Copy the entries below exactly. Images do not belong in the copy.

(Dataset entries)
-*-*-
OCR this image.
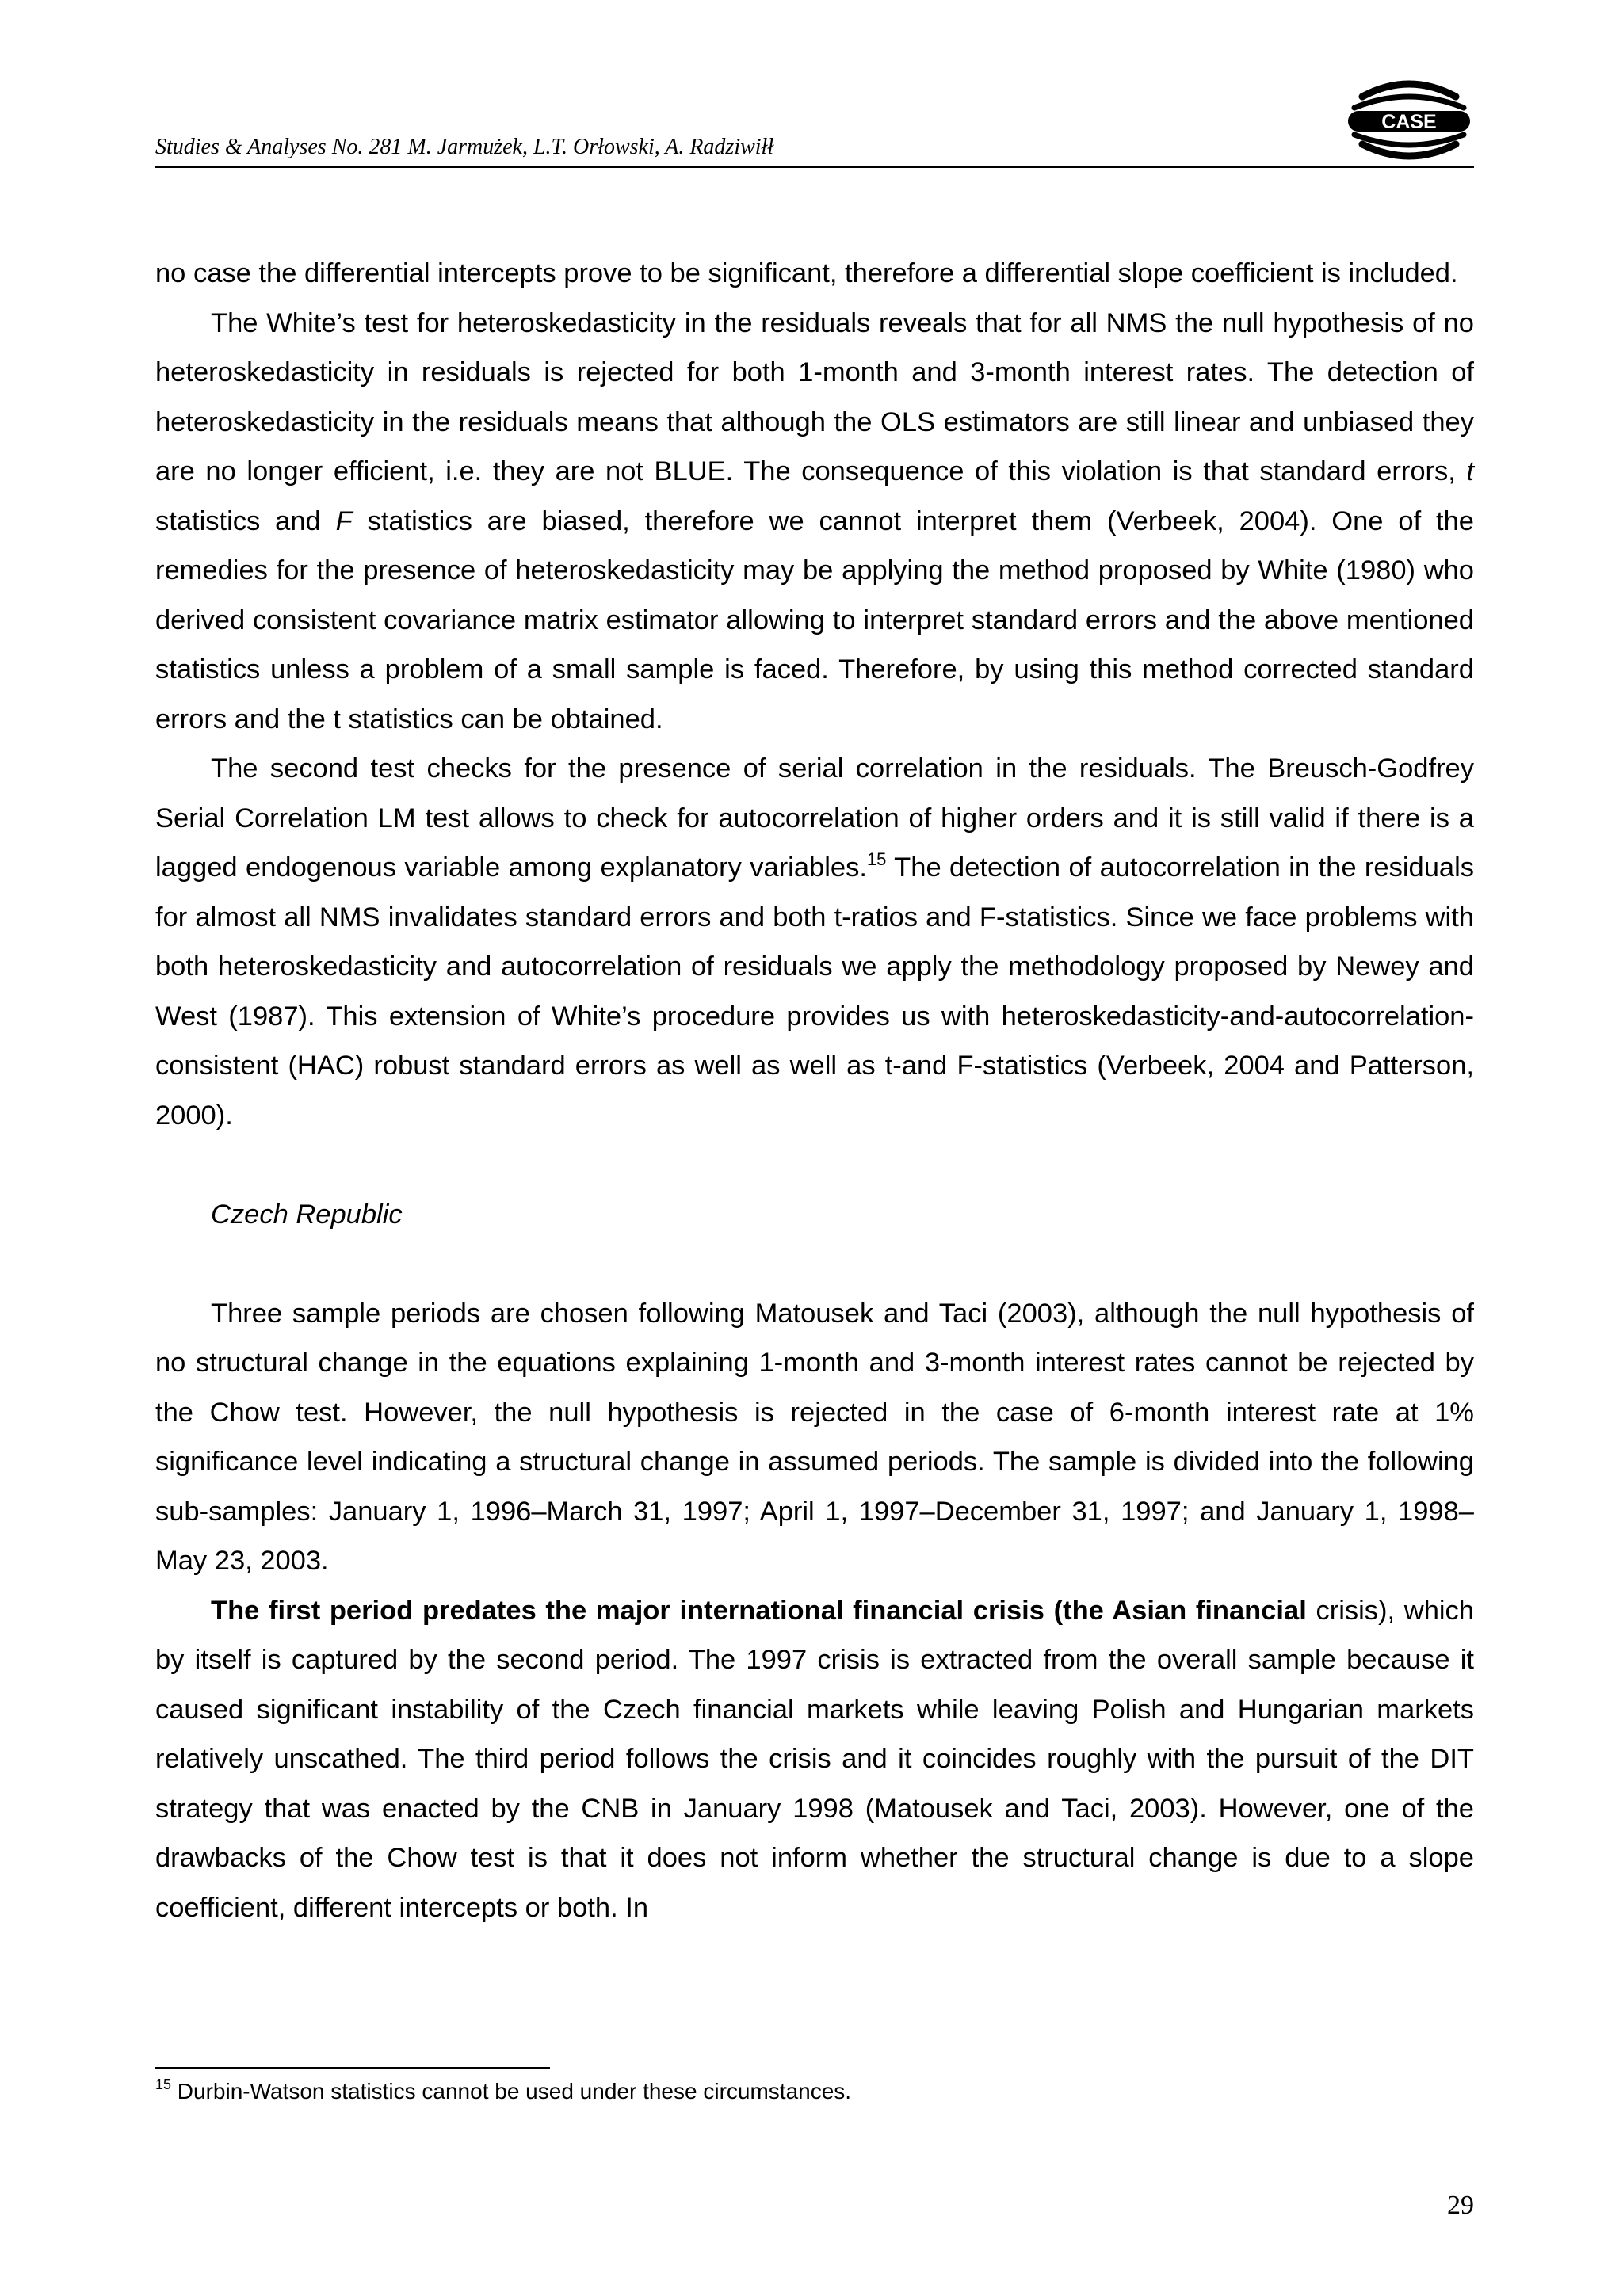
Studies & Analyses No. 281 M. Jarmużek, L.T. Orłowski, A. Radziwiłł
CASE

no case the differential intercepts prove to be significant, therefore a differential slope coefficient is included.

The White’s test for heteroskedasticity in the residuals reveals that for all NMS the null hypothesis of no heteroskedasticity in residuals is rejected for both 1-month and 3-month interest rates. The detection of heteroskedasticity in the residuals means that although the OLS estimators are still linear and unbiased they are no longer efficient, i.e. they are not BLUE. The consequence of this violation is that standard errors, t statistics and F statistics are biased, therefore we cannot interpret them (Verbeek, 2004). One of the remedies for the presence of heteroskedasticity may be applying the method proposed by White (1980) who derived consistent covariance matrix estimator allowing to interpret standard errors and the above mentioned statistics unless a problem of a small sample is faced. Therefore, by using this method corrected standard errors and the t statistics can be obtained.

The second test checks for the presence of serial correlation in the residuals. The Breusch-Godfrey Serial Correlation LM test allows to check for autocorrelation of higher orders and it is still valid if there is a lagged endogenous variable among explanatory variables.$^{15}$ The detection of autocorrelation in the residuals for almost all NMS invalidates standard errors and both t-ratios and F-statistics. Since we face problems with both heteroskedasticity and autocorrelation of residuals we apply the methodology proposed by Newey and West (1987). This extension of White’s procedure provides us with heteroskedasticity-and-autocorrelation-consistent (HAC) robust standard errors as well as well as t-and F-statistics (Verbeek, 2004 and Patterson, 2000).

Czech Republic

Three sample periods are chosen following Matousek and Taci (2003), although the null hypothesis of no structural change in the equations explaining 1-month and 3-month interest rates cannot be rejected by the Chow test. However, the null hypothesis is rejected in the case of 6-month interest rate at 1% significance level indicating a structural change in assumed periods. The sample is divided into the following sub-samples: January 1, 1996–March 31, 1997; April 1, 1997–December 31, 1997; and January 1, 1998–May 23, 2003.

The first period predates the major international financial crisis (the Asian financial crisis), which by itself is captured by the second period. The 1997 crisis is extracted from the overall sample because it caused significant instability of the Czech financial markets while leaving Polish and Hungarian markets relatively unscathed. The third period follows the crisis and it coincides roughly with the pursuit of the DIT strategy that was enacted by the CNB in January 1998 (Matousek and Taci, 2003). However, one of the drawbacks of the Chow test is that it does not inform whether the structural change is due to a slope coefficient, different intercepts or both. In

$^{15}$ Durbin-Watson statistics cannot be used under these circumstances.
29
-*-*-
> Complete response:
OCR this image.
Studies & Analyses No. 281 M. Jarmużek, L.T. Orłowski, A. Radziwiłł
CASE

no case the differential intercepts prove to be significant, therefore a differential slope coefficient is included.

The White’s test for heteroskedasticity in the residuals reveals that for all NMS the null hypothesis of no heteroskedasticity in residuals is rejected for both 1-month and 3-month interest rates. The detection of heteroskedasticity in the residuals means that although the OLS estimators are still linear and unbiased they are no longer efficient, i.e. they are not BLUE. The consequence of this violation is that standard errors, t statistics and F statistics are biased, therefore we cannot interpret them (Verbeek, 2004). One of the remedies for the presence of heteroskedasticity may be applying the method proposed by White (1980) who derived consistent covariance matrix estimator allowing to interpret standard errors and the above mentioned statistics unless a problem of a small sample is faced. Therefore, by using this method corrected standard errors and the t statistics can be obtained.

The second test checks for the presence of serial correlation in the residuals. The Breusch-Godfrey Serial Correlation LM test allows to check for autocorrelation of higher orders and it is still valid if there is a lagged endogenous variable among explanatory variables.$^{15}$ The detection of autocorrelation in the residuals for almost all NMS invalidates standard errors and both t-ratios and F-statistics. Since we face problems with both heteroskedasticity and autocorrelation of residuals we apply the methodology proposed by Newey and West (1987). This extension of White’s procedure provides us with heteroskedasticity-and-autocorrelation-consistent (HAC) robust standard errors as well as well as t-and F-statistics (Verbeek, 2004 and Patterson, 2000).

Czech Republic

Three sample periods are chosen following Matousek and Taci (2003), although the null hypothesis of no structural change in the equations explaining 1-month and 3-month interest rates cannot be rejected by the Chow test. However, the null hypothesis is rejected in the case of 6-month interest rate at 1% significance level indicating a structural change in assumed periods. The sample is divided into the following sub-samples: January 1, 1996–March 31, 1997; April 1, 1997–December 31, 1997; and January 1, 1998–May 23, 2003.

The first period predates the major international financial crisis (the Asian financial crisis), which by itself is captured by the second period. The 1997 crisis is extracted from the overall sample because it caused significant instability of the Czech financial markets while leaving Polish and Hungarian markets relatively unscathed. The third period follows the crisis and it coincides roughly with the pursuit of the DIT strategy that was enacted by the CNB in January 1998 (Matousek and Taci, 2003). However, one of the drawbacks of the Chow test is that it does not inform whether the structural change is due to a slope coefficient, different intercepts or both. In

$^{15}$ Durbin-Watson statistics cannot be used under these circumstances.
29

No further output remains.